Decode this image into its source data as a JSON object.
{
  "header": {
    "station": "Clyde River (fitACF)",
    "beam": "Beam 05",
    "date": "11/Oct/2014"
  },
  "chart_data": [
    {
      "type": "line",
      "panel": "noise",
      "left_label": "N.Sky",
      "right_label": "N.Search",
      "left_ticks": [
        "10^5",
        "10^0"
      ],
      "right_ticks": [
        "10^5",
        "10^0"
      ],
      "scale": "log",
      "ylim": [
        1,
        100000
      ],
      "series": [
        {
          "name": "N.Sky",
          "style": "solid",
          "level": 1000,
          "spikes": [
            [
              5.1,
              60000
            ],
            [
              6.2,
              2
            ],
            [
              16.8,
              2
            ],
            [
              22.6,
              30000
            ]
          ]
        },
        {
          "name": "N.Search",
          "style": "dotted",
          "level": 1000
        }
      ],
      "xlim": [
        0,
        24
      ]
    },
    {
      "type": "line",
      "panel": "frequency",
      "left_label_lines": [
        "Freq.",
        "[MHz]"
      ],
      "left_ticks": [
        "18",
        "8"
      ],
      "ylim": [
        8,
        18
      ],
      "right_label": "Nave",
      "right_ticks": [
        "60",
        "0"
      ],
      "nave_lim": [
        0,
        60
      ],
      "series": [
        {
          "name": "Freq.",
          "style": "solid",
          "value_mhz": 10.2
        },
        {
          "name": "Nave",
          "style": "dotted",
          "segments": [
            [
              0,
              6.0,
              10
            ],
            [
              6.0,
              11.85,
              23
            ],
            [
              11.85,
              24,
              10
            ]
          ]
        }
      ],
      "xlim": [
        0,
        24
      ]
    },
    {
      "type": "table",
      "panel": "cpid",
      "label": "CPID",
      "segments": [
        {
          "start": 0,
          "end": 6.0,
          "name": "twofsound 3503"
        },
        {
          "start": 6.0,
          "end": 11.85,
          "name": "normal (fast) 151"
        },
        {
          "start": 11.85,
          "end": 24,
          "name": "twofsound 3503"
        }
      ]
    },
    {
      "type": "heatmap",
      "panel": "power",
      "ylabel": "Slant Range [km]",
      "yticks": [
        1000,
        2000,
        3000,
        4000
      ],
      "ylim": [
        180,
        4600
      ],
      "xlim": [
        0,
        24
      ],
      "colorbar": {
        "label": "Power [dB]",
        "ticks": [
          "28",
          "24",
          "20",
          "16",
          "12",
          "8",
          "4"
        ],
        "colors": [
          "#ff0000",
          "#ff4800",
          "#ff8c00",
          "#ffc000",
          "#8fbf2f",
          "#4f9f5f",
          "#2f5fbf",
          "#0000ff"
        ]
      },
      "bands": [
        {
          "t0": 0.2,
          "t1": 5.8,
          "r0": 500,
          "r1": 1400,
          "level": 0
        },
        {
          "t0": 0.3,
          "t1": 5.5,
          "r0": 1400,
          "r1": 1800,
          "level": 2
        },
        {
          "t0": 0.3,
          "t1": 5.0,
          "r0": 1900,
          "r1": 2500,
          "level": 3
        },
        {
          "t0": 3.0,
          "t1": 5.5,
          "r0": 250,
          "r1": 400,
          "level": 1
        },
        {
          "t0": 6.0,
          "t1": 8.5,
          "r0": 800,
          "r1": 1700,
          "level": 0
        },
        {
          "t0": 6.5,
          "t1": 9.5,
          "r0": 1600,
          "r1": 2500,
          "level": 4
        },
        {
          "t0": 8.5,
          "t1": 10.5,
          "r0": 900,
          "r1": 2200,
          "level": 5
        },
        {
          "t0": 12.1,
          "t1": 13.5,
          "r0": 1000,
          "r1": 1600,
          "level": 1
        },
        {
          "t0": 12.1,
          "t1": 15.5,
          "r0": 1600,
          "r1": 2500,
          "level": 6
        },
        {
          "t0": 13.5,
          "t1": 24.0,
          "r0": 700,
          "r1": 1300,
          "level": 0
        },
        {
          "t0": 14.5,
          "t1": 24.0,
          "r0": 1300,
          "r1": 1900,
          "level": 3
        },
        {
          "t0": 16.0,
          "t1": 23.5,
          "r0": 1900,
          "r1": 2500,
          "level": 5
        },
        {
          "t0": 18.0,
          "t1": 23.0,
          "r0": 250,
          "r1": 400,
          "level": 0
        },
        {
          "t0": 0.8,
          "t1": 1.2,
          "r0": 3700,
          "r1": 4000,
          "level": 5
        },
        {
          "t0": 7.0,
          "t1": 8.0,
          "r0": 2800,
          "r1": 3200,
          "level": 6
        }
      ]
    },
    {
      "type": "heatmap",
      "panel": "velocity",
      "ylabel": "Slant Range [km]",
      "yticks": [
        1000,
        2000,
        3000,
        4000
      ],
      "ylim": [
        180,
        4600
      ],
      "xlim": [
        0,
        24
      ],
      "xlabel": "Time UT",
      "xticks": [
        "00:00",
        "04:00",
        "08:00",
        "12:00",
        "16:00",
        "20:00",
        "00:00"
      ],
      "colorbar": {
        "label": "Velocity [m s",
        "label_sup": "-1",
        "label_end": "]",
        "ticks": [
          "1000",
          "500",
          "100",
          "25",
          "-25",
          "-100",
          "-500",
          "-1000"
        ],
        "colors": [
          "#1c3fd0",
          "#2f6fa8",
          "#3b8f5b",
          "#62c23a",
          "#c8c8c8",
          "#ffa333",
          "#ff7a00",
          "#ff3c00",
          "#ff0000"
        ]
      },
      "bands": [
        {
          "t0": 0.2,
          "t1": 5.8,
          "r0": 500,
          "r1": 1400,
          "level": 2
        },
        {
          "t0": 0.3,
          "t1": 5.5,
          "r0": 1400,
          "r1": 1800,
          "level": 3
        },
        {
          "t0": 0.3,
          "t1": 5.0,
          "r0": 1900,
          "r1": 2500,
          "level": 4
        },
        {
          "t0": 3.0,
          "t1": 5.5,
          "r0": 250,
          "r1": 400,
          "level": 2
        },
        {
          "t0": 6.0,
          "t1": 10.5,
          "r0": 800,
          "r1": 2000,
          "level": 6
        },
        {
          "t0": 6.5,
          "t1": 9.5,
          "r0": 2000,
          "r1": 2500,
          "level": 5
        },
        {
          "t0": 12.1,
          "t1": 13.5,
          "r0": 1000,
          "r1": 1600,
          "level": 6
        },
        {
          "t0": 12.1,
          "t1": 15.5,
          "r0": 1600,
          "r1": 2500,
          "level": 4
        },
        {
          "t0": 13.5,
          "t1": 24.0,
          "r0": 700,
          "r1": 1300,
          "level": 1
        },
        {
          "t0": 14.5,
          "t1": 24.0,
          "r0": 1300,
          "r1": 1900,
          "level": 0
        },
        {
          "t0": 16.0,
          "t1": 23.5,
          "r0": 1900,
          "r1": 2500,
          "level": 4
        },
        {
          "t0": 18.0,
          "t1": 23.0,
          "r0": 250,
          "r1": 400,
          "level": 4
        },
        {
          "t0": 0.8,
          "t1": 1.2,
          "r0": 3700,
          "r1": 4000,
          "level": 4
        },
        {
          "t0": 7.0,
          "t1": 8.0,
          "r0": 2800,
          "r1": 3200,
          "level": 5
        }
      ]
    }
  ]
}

______________________________

SET TASK: Take the listing above and write it out again exactly.

RESPONSE FOR THIS EXERCISE:
Decode this image into its source data as a JSON object.
{
  "header": {
    "station": "Clyde River (fitACF)",
    "beam": "Beam 05",
    "date": "11/Oct/2014"
  },
  "chart_data": [
    {
      "type": "line",
      "panel": "noise",
      "left_label": "N.Sky",
      "right_label": "N.Search",
      "left_ticks": [
        "10^5",
        "10^0"
      ],
      "right_ticks": [
        "10^5",
        "10^0"
      ],
      "scale": "log",
      "ylim": [
        1,
        100000
      ],
      "series": [
        {
          "name": "N.Sky",
          "style": "solid",
          "level": 1000,
          "spikes": [
            [
              5.1,
              60000
            ],
            [
              6.2,
              2
            ],
            [
              16.8,
              2
            ],
            [
              22.6,
              30000
            ]
          ]
        },
        {
          "name": "N.Search",
          "style": "dotted",
          "level": 1000
        }
      ],
      "xlim": [
        0,
        24
      ]
    },
    {
      "type": "line",
      "panel": "frequency",
      "left_label_lines": [
        "Freq.",
        "[MHz]"
      ],
      "left_ticks": [
        "18",
        "8"
      ],
      "ylim": [
        8,
        18
      ],
      "right_label": "Nave",
      "right_ticks": [
        "60",
        "0"
      ],
      "nave_lim": [
        0,
        60
      ],
      "series": [
        {
          "name": "Freq.",
          "style": "solid",
          "value_mhz": 10.2
        },
        {
          "name": "Nave",
          "style": "dotted",
          "segments": [
            [
              0,
              6.0,
              10
            ],
            [
              6.0,
              11.85,
              23
            ],
            [
              11.85,
              24,
              10
            ]
          ]
        }
      ],
      "xlim": [
        0,
        24
      ]
    },
    {
      "type": "table",
      "panel": "cpid",
      "label": "CPID",
      "segments": [
        {
          "start": 0,
          "end": 6.0,
          "name": "twofsound 3503"
        },
        {
          "start": 6.0,
          "end": 11.85,
          "name": "normal (fast) 151"
        },
        {
          "start": 11.85,
          "end": 24,
          "name": "twofsound 3503"
        }
      ]
    },
    {
      "type": "heatmap",
      "panel": "power",
      "ylabel": "Slant Range [km]",
      "yticks": [
        1000,
        2000,
        3000,
        4000
      ],
      "ylim": [
        180,
        4600
      ],
      "xlim": [
        0,
        24
      ],
      "colorbar": {
        "label": "Power [dB]",
        "ticks": [
          "28",
          "24",
          "20",
          "16",
          "12",
          "8",
          "4"
        ],
        "colors": [
          "#ff0000",
          "#ff4800",
          "#ff8c00",
          "#ffc000",
          "#8fbf2f",
          "#4f9f5f",
          "#2f5fbf",
          "#0000ff"
        ]
      },
      "bands": [
        {
          "t0": 0.2,
          "t1": 5.8,
          "r0": 500,
          "r1": 1400,
          "level": 0
        },
        {
          "t0": 0.3,
          "t1": 5.5,
          "r0": 1400,
          "r1": 1800,
          "level": 2
        },
        {
          "t0": 0.3,
          "t1": 5.0,
          "r0": 1900,
          "r1": 2500,
          "level": 3
        },
        {
          "t0": 3.0,
          "t1": 5.5,
          "r0": 250,
          "r1": 400,
          "level": 1
        },
        {
          "t0": 6.0,
          "t1": 8.5,
          "r0": 800,
          "r1": 1700,
          "level": 0
        },
        {
          "t0": 6.5,
          "t1": 9.5,
          "r0": 1600,
          "r1": 2500,
          "level": 4
        },
        {
          "t0": 8.5,
          "t1": 10.5,
          "r0": 900,
          "r1": 2200,
          "level": 5
        },
        {
          "t0": 12.1,
          "t1": 13.5,
          "r0": 1000,
          "r1": 1600,
          "level": 1
        },
        {
          "t0": 12.1,
          "t1": 15.5,
          "r0": 1600,
          "r1": 2500,
          "level": 6
        },
        {
          "t0": 13.5,
          "t1": 24.0,
          "r0": 700,
          "r1": 1300,
          "level": 0
        },
        {
          "t0": 14.5,
          "t1": 24.0,
          "r0": 1300,
          "r1": 1900,
          "level": 3
        },
        {
          "t0": 16.0,
          "t1": 23.5,
          "r0": 1900,
          "r1": 2500,
          "level": 5
        },
        {
          "t0": 18.0,
          "t1": 23.0,
          "r0": 250,
          "r1": 400,
          "level": 0
        },
        {
          "t0": 0.8,
          "t1": 1.2,
          "r0": 3700,
          "r1": 4000,
          "level": 5
        },
        {
          "t0": 7.0,
          "t1": 8.0,
          "r0": 2800,
          "r1": 3200,
          "level": 6
        }
      ]
    },
    {
      "type": "heatmap",
      "panel": "velocity",
      "ylabel": "Slant Range [km]",
      "yticks": [
        1000,
        2000,
        3000,
        4000
      ],
      "ylim": [
        180,
        4600
      ],
      "xlim": [
        0,
        24
      ],
      "xlabel": "Time UT",
      "xticks": [
        "00:00",
        "04:00",
        "08:00",
        "12:00",
        "16:00",
        "20:00",
        "00:00"
      ],
      "colorbar": {
        "label": "Velocity [m s",
        "label_sup": "-1",
        "label_end": "]",
        "ticks": [
          "1000",
          "500",
          "100",
          "25",
          "-25",
          "-100",
          "-500",
          "-1000"
        ],
        "colors": [
          "#1c3fd0",
          "#2f6fa8",
          "#3b8f5b",
          "#62c23a",
          "#c8c8c8",
          "#ffa333",
          "#ff7a00",
          "#ff3c00",
          "#ff0000"
        ]
      },
      "bands": [
        {
          "t0": 0.2,
          "t1": 5.8,
          "r0": 500,
          "r1": 1400,
          "level": 2
        },
        {
          "t0": 0.3,
          "t1": 5.5,
          "r0": 1400,
          "r1": 1800,
          "level": 3
        },
        {
          "t0": 0.3,
          "t1": 5.0,
          "r0": 1900,
          "r1": 2500,
          "level": 4
        },
        {
          "t0": 3.0,
          "t1": 5.5,
          "r0": 250,
          "r1": 400,
          "level": 2
        },
        {
          "t0": 6.0,
          "t1": 10.5,
          "r0": 800,
          "r1": 2000,
          "level": 6
        },
        {
          "t0": 6.5,
          "t1": 9.5,
          "r0": 2000,
          "r1": 2500,
          "level": 5
        },
        {
          "t0": 12.1,
          "t1": 13.5,
          "r0": 1000,
          "r1": 1600,
          "level": 6
        },
        {
          "t0": 12.1,
          "t1": 15.5,
          "r0": 1600,
          "r1": 2500,
          "level": 4
        },
        {
          "t0": 13.5,
          "t1": 24.0,
          "r0": 700,
          "r1": 1300,
          "level": 1
        },
        {
          "t0": 14.5,
          "t1": 24.0,
          "r0": 1300,
          "r1": 1900,
          "level": 0
        },
        {
          "t0": 16.0,
          "t1": 23.5,
          "r0": 1900,
          "r1": 2500,
          "level": 4
        },
        {
          "t0": 18.0,
          "t1": 23.0,
          "r0": 250,
          "r1": 400,
          "level": 4
        },
        {
          "t0": 0.8,
          "t1": 1.2,
          "r0": 3700,
          "r1": 4000,
          "level": 4
        },
        {
          "t0": 7.0,
          "t1": 8.0,
          "r0": 2800,
          "r1": 3200,
          "level": 5
        }
      ]
    }
  ]
}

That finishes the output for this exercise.